◆ Your goal: Copy out all the data, word for word.

◆ Supplied records:
▬▬▬▬▬▬
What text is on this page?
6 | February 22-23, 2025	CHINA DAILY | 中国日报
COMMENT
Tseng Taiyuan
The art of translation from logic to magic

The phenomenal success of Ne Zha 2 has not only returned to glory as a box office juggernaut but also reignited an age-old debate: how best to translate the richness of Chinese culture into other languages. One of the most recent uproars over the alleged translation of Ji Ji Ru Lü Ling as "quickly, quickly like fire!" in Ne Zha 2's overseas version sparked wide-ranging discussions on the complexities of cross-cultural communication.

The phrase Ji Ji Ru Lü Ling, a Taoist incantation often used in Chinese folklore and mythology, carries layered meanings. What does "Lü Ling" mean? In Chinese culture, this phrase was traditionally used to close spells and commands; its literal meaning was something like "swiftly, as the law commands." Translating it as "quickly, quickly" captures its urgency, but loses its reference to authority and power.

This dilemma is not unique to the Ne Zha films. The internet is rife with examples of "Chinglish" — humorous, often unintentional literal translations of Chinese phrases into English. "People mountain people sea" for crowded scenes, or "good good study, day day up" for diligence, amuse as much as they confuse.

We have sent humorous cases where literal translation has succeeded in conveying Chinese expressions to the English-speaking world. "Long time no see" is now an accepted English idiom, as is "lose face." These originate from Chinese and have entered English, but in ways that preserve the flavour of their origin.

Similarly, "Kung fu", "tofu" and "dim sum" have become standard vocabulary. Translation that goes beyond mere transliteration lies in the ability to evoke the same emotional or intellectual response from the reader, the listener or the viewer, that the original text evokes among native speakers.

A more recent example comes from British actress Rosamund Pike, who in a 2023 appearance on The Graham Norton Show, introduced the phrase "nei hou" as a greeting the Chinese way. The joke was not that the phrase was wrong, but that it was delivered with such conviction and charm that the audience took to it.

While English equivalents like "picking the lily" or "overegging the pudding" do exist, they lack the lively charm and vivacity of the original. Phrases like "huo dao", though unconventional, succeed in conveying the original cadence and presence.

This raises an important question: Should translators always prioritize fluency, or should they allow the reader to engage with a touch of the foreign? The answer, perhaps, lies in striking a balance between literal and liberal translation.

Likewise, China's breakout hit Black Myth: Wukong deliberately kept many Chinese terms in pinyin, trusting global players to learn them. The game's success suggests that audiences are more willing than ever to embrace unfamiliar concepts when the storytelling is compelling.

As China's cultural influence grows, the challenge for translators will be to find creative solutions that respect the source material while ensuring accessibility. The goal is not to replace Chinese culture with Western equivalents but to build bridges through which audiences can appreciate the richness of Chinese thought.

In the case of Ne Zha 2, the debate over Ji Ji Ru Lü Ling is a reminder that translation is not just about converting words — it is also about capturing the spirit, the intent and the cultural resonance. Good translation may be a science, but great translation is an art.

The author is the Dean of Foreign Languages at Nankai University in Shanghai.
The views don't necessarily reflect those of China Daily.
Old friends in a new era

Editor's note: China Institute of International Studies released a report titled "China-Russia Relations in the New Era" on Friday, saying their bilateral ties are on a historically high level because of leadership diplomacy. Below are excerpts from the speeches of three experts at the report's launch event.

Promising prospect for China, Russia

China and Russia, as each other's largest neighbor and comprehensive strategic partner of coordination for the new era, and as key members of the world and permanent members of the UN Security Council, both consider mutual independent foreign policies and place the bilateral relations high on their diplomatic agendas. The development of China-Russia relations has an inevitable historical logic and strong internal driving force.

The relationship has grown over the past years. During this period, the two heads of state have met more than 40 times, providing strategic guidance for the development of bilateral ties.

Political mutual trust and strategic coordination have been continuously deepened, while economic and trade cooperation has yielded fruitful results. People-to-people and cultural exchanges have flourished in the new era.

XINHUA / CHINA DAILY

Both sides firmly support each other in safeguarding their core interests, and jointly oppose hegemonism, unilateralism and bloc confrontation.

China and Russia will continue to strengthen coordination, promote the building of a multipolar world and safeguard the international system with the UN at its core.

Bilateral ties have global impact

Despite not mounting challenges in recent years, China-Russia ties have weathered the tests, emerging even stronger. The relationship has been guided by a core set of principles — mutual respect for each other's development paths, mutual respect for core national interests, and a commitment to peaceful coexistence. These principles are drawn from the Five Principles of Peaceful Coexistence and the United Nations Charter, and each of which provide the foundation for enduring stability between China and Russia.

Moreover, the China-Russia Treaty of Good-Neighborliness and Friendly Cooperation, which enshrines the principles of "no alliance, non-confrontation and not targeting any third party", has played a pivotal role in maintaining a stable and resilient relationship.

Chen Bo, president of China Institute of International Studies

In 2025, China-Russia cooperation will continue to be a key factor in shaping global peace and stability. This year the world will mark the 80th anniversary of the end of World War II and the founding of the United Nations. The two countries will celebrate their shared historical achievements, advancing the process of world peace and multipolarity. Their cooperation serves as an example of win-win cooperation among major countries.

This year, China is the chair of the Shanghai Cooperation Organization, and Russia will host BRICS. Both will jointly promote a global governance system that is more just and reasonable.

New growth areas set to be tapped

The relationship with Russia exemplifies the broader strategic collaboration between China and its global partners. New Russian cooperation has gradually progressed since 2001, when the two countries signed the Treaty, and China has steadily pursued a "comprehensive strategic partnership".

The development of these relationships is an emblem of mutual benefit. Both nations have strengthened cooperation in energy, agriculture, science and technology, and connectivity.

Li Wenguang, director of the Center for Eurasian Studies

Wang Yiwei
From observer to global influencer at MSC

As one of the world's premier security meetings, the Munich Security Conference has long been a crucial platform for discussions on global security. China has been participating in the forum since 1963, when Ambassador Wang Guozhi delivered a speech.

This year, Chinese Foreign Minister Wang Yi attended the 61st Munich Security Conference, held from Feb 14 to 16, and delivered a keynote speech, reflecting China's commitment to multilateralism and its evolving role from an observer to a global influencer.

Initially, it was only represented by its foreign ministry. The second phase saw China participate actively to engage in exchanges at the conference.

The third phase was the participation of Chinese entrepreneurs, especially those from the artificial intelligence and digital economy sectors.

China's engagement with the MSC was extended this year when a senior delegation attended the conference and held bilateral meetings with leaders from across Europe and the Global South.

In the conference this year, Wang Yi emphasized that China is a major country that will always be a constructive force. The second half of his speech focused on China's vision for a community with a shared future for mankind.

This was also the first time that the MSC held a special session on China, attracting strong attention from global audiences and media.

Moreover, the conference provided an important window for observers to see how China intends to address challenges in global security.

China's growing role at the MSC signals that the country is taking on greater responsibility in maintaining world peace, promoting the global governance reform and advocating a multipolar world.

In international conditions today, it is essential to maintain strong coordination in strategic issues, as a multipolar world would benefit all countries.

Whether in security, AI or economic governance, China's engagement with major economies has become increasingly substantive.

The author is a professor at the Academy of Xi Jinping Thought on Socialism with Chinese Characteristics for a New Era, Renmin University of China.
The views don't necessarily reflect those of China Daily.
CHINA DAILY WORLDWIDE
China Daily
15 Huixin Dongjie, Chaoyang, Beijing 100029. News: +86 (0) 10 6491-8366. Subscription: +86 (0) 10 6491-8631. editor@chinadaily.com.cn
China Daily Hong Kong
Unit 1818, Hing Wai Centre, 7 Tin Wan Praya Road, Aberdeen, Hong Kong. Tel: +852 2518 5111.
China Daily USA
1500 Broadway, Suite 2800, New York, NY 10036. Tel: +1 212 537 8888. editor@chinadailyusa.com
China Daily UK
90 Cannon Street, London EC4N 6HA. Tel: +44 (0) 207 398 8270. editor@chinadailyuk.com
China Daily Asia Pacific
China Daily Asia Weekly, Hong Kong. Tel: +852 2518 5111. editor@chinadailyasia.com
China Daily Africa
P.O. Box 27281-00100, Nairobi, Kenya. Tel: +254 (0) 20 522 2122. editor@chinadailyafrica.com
▬▬▬▬▬▬
◆ The solution:
What text is on this page?
6 | February 22-23, 2025	CHINA DAILY | 中国日报
COMMENT
Tseng Taiyuan
The art of translation from logic to magic

The phenomenal success of Ne Zha 2 has not only returned to glory as a box office juggernaut but also reignited an age-old debate: how best to translate the richness of Chinese culture into other languages. One of the most recent uproars over the alleged translation of Ji Ji Ru Lü Ling as "quickly, quickly like fire!" in Ne Zha 2's overseas version sparked wide-ranging discussions on the complexities of cross-cultural communication.

The phrase Ji Ji Ru Lü Ling, a Taoist incantation often used in Chinese folklore and mythology, carries layered meanings. What does "Lü Ling" mean? In Chinese culture, this phrase was traditionally used to close spells and commands; its literal meaning was something like "swiftly, as the law commands." Translating it as "quickly, quickly" captures its urgency, but loses its reference to authority and power.

This dilemma is not unique to the Ne Zha films. The internet is rife with examples of "Chinglish" — humorous, often unintentional literal translations of Chinese phrases into English. "People mountain people sea" for crowded scenes, or "good good study, day day up" for diligence, amuse as much as they confuse.

We have sent humorous cases where literal translation has succeeded in conveying Chinese expressions to the English-speaking world. "Long time no see" is now an accepted English idiom, as is "lose face." These originate from Chinese and have entered English, but in ways that preserve the flavour of their origin.

Similarly, "Kung fu", "tofu" and "dim sum" have become standard vocabulary. Translation that goes beyond mere transliteration lies in the ability to evoke the same emotional or intellectual response from the reader, the listener or the viewer, that the original text evokes among native speakers.

A more recent example comes from British actress Rosamund Pike, who in a 2023 appearance on The Graham Norton Show, introduced the phrase "nei hou" as a greeting the Chinese way. The joke was not that the phrase was wrong, but that it was delivered with such conviction and charm that the audience took to it.

While English equivalents like "picking the lily" or "overegging the pudding" do exist, they lack the lively charm and vivacity of the original. Phrases like "huo dao", though unconventional, succeed in conveying the original cadence and presence.

This raises an important question: Should translators always prioritize fluency, or should they allow the reader to engage with a touch of the foreign? The answer, perhaps, lies in striking a balance between literal and liberal translation.

Likewise, China's breakout hit Black Myth: Wukong deliberately kept many Chinese terms in pinyin, trusting global players to learn them. The game's success suggests that audiences are more willing than ever to embrace unfamiliar concepts when the storytelling is compelling.

As China's cultural influence grows, the challenge for translators will be to find creative solutions that respect the source material while ensuring accessibility. The goal is not to replace Chinese culture with Western equivalents but to build bridges through which audiences can appreciate the richness of Chinese thought.

In the case of Ne Zha 2, the debate over Ji Ji Ru Lü Ling is a reminder that translation is not just about converting words — it is also about capturing the spirit, the intent and the cultural resonance. Good translation may be a science, but great translation is an art.

The author is the Dean of Foreign Languages at Nankai University in Shanghai.
The views don't necessarily reflect those of China Daily.
Old friends in a new era

Editor's note: China Institute of International Studies released a report titled "China-Russia Relations in the New Era" on Friday, saying their bilateral ties are on a historically high level because of leadership diplomacy. Below are excerpts from the speeches of three experts at the report's launch event.

Promising prospect for China, Russia

China and Russia, as each other's largest neighbor and comprehensive strategic partner of coordination for the new era, and as key members of the world and permanent members of the UN Security Council, both consider mutual independent foreign policies and place the bilateral relations high on their diplomatic agendas. The development of China-Russia relations has an inevitable historical logic and strong internal driving force.

The relationship has grown over the past years. During this period, the two heads of state have met more than 40 times, providing strategic guidance for the development of bilateral ties.

Political mutual trust and strategic coordination have been continuously deepened, while economic and trade cooperation has yielded fruitful results. People-to-people and cultural exchanges have flourished in the new era.

XINHUA / CHINA DAILY

Both sides firmly support each other in safeguarding their core interests, and jointly oppose hegemonism, unilateralism and bloc confrontation.

China and Russia will continue to strengthen coordination, promote the building of a multipolar world and safeguard the international system with the UN at its core.

Bilateral ties have global impact

Despite not mounting challenges in recent years, China-Russia ties have weathered the tests, emerging even stronger. The relationship has been guided by a core set of principles — mutual respect for each other's development paths, mutual respect for core national interests, and a commitment to peaceful coexistence. These principles are drawn from the Five Principles of Peaceful Coexistence and the United Nations Charter, and each of which provide the foundation for enduring stability between China and Russia.

Moreover, the China-Russia Treaty of Good-Neighborliness and Friendly Cooperation, which enshrines the principles of "no alliance, non-confrontation and not targeting any third party", has played a pivotal role in maintaining a stable and resilient relationship.

Chen Bo, president of China Institute of International Studies

In 2025, China-Russia cooperation will continue to be a key factor in shaping global peace and stability. This year the world will mark the 80th anniversary of the end of World War II and the founding of the United Nations. The two countries will celebrate their shared historical achievements, advancing the process of world peace and multipolarity. Their cooperation serves as an example of win-win cooperation among major countries.

This year, China is the chair of the Shanghai Cooperation Organization, and Russia will host BRICS. Both will jointly promote a global governance system that is more just and reasonable.

New growth areas set to be tapped

The relationship with Russia exemplifies the broader strategic collaboration between China and its global partners. New Russian cooperation has gradually progressed since 2001, when the two countries signed the Treaty, and China has steadily pursued a "comprehensive strategic partnership".

The development of these relationships is an emblem of mutual benefit. Both nations have strengthened cooperation in energy, agriculture, science and technology, and connectivity.

Li Wenguang, director of the Center for Eurasian Studies

Wang Yiwei
From observer to global influencer at MSC

As one of the world's premier security meetings, the Munich Security Conference has long been a crucial platform for discussions on global security. China has been participating in the forum since 1963, when Ambassador Wang Guozhi delivered a speech.

This year, Chinese Foreign Minister Wang Yi attended the 61st Munich Security Conference, held from Feb 14 to 16, and delivered a keynote speech, reflecting China's commitment to multilateralism and its evolving role from an observer to a global influencer.

Initially, it was only represented by its foreign ministry. The second phase saw China participate actively to engage in exchanges at the conference.

The third phase was the participation of Chinese entrepreneurs, especially those from the artificial intelligence and digital economy sectors.

China's engagement with the MSC was extended this year when a senior delegation attended the conference and held bilateral meetings with leaders from across Europe and the Global South.

In the conference this year, Wang Yi emphasized that China is a major country that will always be a constructive force. The second half of his speech focused on China's vision for a community with a shared future for mankind.

This was also the first time that the MSC held a special session on China, attracting strong attention from global audiences and media.

Moreover, the conference provided an important window for observers to see how China intends to address challenges in global security.

China's growing role at the MSC signals that the country is taking on greater responsibility in maintaining world peace, promoting the global governance reform and advocating a multipolar world.

In international conditions today, it is essential to maintain strong coordination in strategic issues, as a multipolar world would benefit all countries.

Whether in security, AI or economic governance, China's engagement with major economies has become increasingly substantive.

The author is a professor at the Academy of Xi Jinping Thought on Socialism with Chinese Characteristics for a New Era, Renmin University of China.
The views don't necessarily reflect those of China Daily.
CHINA DAILY WORLDWIDE
China Daily
15 Huixin Dongjie, Chaoyang, Beijing 100029. News: +86 (0) 10 6491-8366. Subscription: +86 (0) 10 6491-8631. editor@chinadaily.com.cn
China Daily Hong Kong
Unit 1818, Hing Wai Centre, 7 Tin Wan Praya Road, Aberdeen, Hong Kong. Tel: +852 2518 5111.
China Daily USA
1500 Broadway, Suite 2800, New York, NY 10036. Tel: +1 212 537 8888. editor@chinadailyusa.com
China Daily UK
90 Cannon Street, London EC4N 6HA. Tel: +44 (0) 207 398 8270. editor@chinadailyuk.com
China Daily Asia Pacific
China Daily Asia Weekly, Hong Kong. Tel: +852 2518 5111. editor@chinadailyasia.com
China Daily Africa
P.O. Box 27281-00100, Nairobi, Kenya. Tel: +254 (0) 20 522 2122. editor@chinadailyafrica.com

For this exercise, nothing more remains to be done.